Exercise details
Give back the records below exactly, every one, with no pictures.

** START Provided entries **

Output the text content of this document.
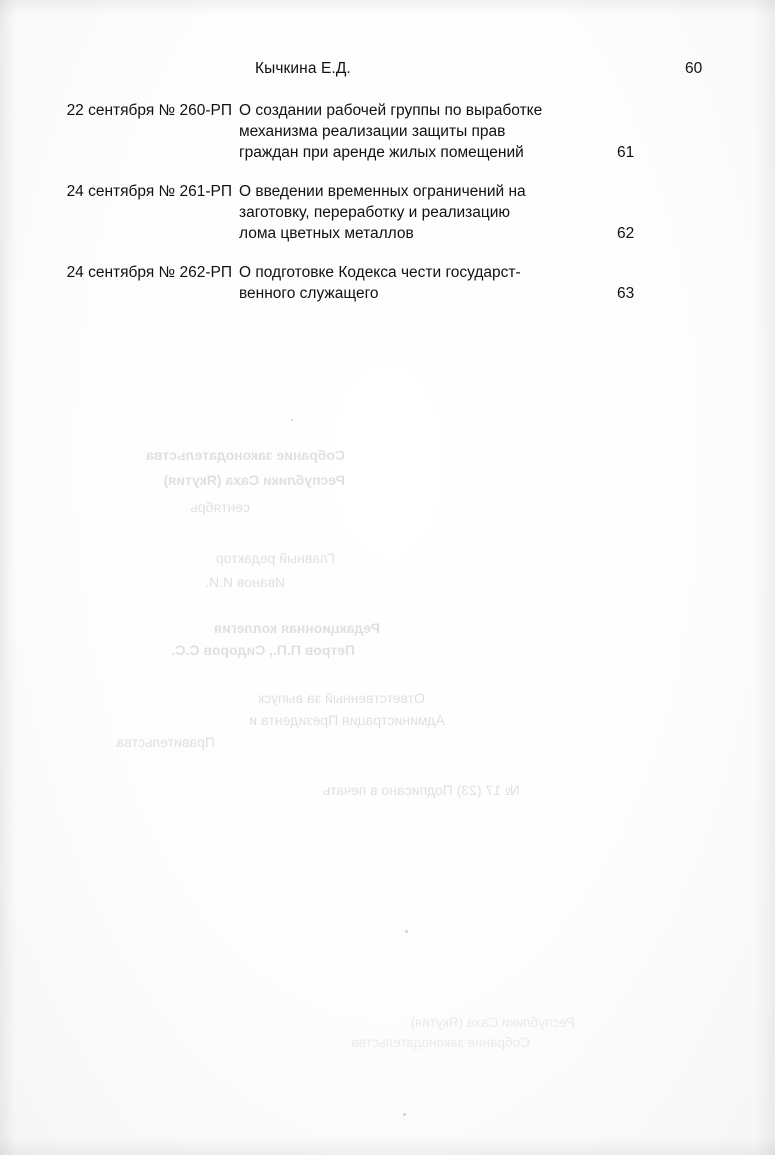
Кычкина Е.Д.	60
22 сентября № 260-РП О создании рабочей группы по выработке
механизма реализации защиты прав
граждан при аренде жилых помещений	61
24 сентября № 261-РП О введении временных ограничений на
заготовку, переработку и реализацию
лома цветных металлов	62
24 сентября № 262-РП О подготовке Кодекса чести государст-
венного служащего	63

** END Provided entries **

Exercise solution
Output the text content of this document.
Кычкина Е.Д.	60
22 сентября № 260-РП О создании рабочей группы по выработке
механизма реализации защиты прав
граждан при аренде жилых помещений	61
24 сентября № 261-РП О введении временных ограничений на
заготовку, переработку и реализацию
лома цветных металлов	62
24 сентября № 262-РП О подготовке Кодекса чести государст-
венного служащего	63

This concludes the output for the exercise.